**TASK TO COMPLETE**
All of the data that follows should be retyped exactly, please, except the pictures.

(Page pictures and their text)
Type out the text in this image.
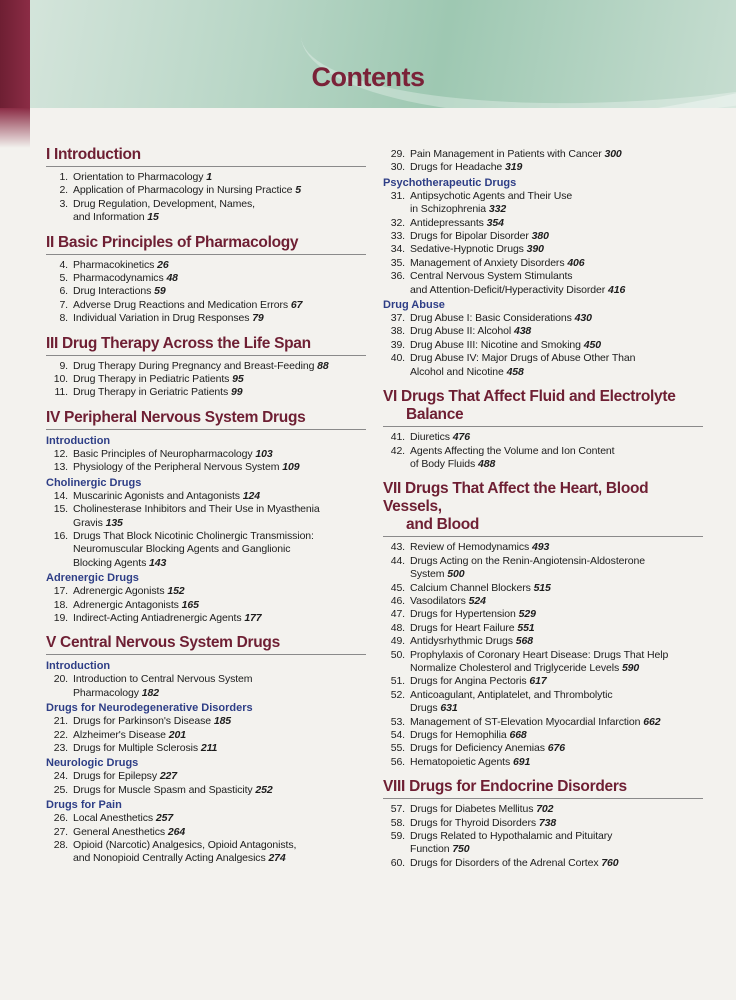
Contents
I Introduction
1. Orientation to Pharmacology 1
2. Application of Pharmacology in Nursing Practice 5
3. Drug Regulation, Development, Names,
and Information 15
II Basic Principles of Pharmacology
4. Pharmacokinetics 26
5. Pharmacodynamics 48
6. Drug Interactions 59
7. Adverse Drug Reactions and Medication Errors 67
8. Individual Variation in Drug Responses 79
III Drug Therapy Across the Life Span
9. Drug Therapy During Pregnancy and Breast-Feeding 88
10. Drug Therapy in Pediatric Patients 95
11. Drug Therapy in Geriatric Patients 99
IV Peripheral Nervous System Drugs
Introduction
12. Basic Principles of Neuropharmacology 103
13. Physiology of the Peripheral Nervous System 109
Cholinergic Drugs
14. Muscarinic Agonists and Antagonists 124
15. Cholinesterase Inhibitors and Their Use in Myasthenia
Gravis 135
16. Drugs That Block Nicotinic Cholinergic Transmission:
Neuromuscular Blocking Agents and Ganglionic
Blocking Agents 143
Adrenergic Drugs
17. Adrenergic Agonists 152
18. Adrenergic Antagonists 165
19. Indirect-Acting Antiadrenergic Agents 177
V Central Nervous System Drugs
Introduction
20. Introduction to Central Nervous System
Pharmacology 182
Drugs for Neurodegenerative Disorders
21. Drugs for Parkinson's Disease 185
22. Alzheimer's Disease 201
23. Drugs for Multiple Sclerosis 211
Neurologic Drugs
24. Drugs for Epilepsy 227
25. Drugs for Muscle Spasm and Spasticity 252
Drugs for Pain
26. Local Anesthetics 257
27. General Anesthetics 264
28. Opioid (Narcotic) Analgesics, Opioid Antagonists,
and Nonopioid Centrally Acting Analgesics 274
29. Pain Management in Patients with Cancer 300
30. Drugs for Headache 319
Psychotherapeutic Drugs
31. Antipsychotic Agents and Their Use
in Schizophrenia 332
32. Antidepressants 354
33. Drugs for Bipolar Disorder 380
34. Sedative-Hypnotic Drugs 390
35. Management of Anxiety Disorders 406
36. Central Nervous System Stimulants
and Attention-Deficit/Hyperactivity Disorder 416
Drug Abuse
37. Drug Abuse I: Basic Considerations 430
38. Drug Abuse II: Alcohol 438
39. Drug Abuse III: Nicotine and Smoking 450
40. Drug Abuse IV: Major Drugs of Abuse Other Than
Alcohol and Nicotine 458
VI Drugs That Affect Fluid and Electrolyte
Balance
41. Diuretics 476
42. Agents Affecting the Volume and Ion Content
of Body Fluids 488
VII Drugs That Affect the Heart, Blood Vessels,
and Blood
43. Review of Hemodynamics 493
44. Drugs Acting on the Renin-Angiotensin-Aldosterone
System 500
45. Calcium Channel Blockers 515
46. Vasodilators 524
47. Drugs for Hypertension 529
48. Drugs for Heart Failure 551
49. Antidysrhythmic Drugs 568
50. Prophylaxis of Coronary Heart Disease: Drugs That Help
Normalize Cholesterol and Triglyceride Levels 590
51. Drugs for Angina Pectoris 617
52. Anticoagulant, Antiplatelet, and Thrombolytic
Drugs 631
53. Management of ST-Elevation Myocardial Infarction 662
54. Drugs for Hemophilia 668
55. Drugs for Deficiency Anemias 676
56. Hematopoietic Agents 691
VIII Drugs for Endocrine Disorders
57. Drugs for Diabetes Mellitus 702
58. Drugs for Thyroid Disorders 738
59. Drugs Related to Hypothalamic and Pituitary
Function 750
60. Drugs for Disorders of the Adrenal Cortex 760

**SOLUTION TO THE EXERCISE**
Type out the text in this image.
Contents
I Introduction
1. Orientation to Pharmacology 1
2. Application of Pharmacology in Nursing Practice 5
3. Drug Regulation, Development, Names,
and Information 15
II Basic Principles of Pharmacology
4. Pharmacokinetics 26
5. Pharmacodynamics 48
6. Drug Interactions 59
7. Adverse Drug Reactions and Medication Errors 67
8. Individual Variation in Drug Responses 79
III Drug Therapy Across the Life Span
9. Drug Therapy During Pregnancy and Breast-Feeding 88
10. Drug Therapy in Pediatric Patients 95
11. Drug Therapy in Geriatric Patients 99
IV Peripheral Nervous System Drugs
Introduction
12. Basic Principles of Neuropharmacology 103
13. Physiology of the Peripheral Nervous System 109
Cholinergic Drugs
14. Muscarinic Agonists and Antagonists 124
15. Cholinesterase Inhibitors and Their Use in Myasthenia
Gravis 135
16. Drugs That Block Nicotinic Cholinergic Transmission:
Neuromuscular Blocking Agents and Ganglionic
Blocking Agents 143
Adrenergic Drugs
17. Adrenergic Agonists 152
18. Adrenergic Antagonists 165
19. Indirect-Acting Antiadrenergic Agents 177
V Central Nervous System Drugs
Introduction
20. Introduction to Central Nervous System
Pharmacology 182
Drugs for Neurodegenerative Disorders
21. Drugs for Parkinson's Disease 185
22. Alzheimer's Disease 201
23. Drugs for Multiple Sclerosis 211
Neurologic Drugs
24. Drugs for Epilepsy 227
25. Drugs for Muscle Spasm and Spasticity 252
Drugs for Pain
26. Local Anesthetics 257
27. General Anesthetics 264
28. Opioid (Narcotic) Analgesics, Opioid Antagonists,
and Nonopioid Centrally Acting Analgesics 274
29. Pain Management in Patients with Cancer 300
30. Drugs for Headache 319
Psychotherapeutic Drugs
31. Antipsychotic Agents and Their Use
in Schizophrenia 332
32. Antidepressants 354
33. Drugs for Bipolar Disorder 380
34. Sedative-Hypnotic Drugs 390
35. Management of Anxiety Disorders 406
36. Central Nervous System Stimulants
and Attention-Deficit/Hyperactivity Disorder 416
Drug Abuse
37. Drug Abuse I: Basic Considerations 430
38. Drug Abuse II: Alcohol 438
39. Drug Abuse III: Nicotine and Smoking 450
40. Drug Abuse IV: Major Drugs of Abuse Other Than
Alcohol and Nicotine 458
VI Drugs That Affect Fluid and Electrolyte
Balance
41. Diuretics 476
42. Agents Affecting the Volume and Ion Content
of Body Fluids 488
VII Drugs That Affect the Heart, Blood Vessels,
and Blood
43. Review of Hemodynamics 493
44. Drugs Acting on the Renin-Angiotensin-Aldosterone
System 500
45. Calcium Channel Blockers 515
46. Vasodilators 524
47. Drugs for Hypertension 529
48. Drugs for Heart Failure 551
49. Antidysrhythmic Drugs 568
50. Prophylaxis of Coronary Heart Disease: Drugs That Help
Normalize Cholesterol and Triglyceride Levels 590
51. Drugs for Angina Pectoris 617
52. Anticoagulant, Antiplatelet, and Thrombolytic
Drugs 631
53. Management of ST-Elevation Myocardial Infarction 662
54. Drugs for Hemophilia 668
55. Drugs for Deficiency Anemias 676
56. Hematopoietic Agents 691
VIII Drugs for Endocrine Disorders
57. Drugs for Diabetes Mellitus 702
58. Drugs for Thyroid Disorders 738
59. Drugs Related to Hypothalamic and Pituitary
Function 750
60. Drugs for Disorders of the Adrenal Cortex 760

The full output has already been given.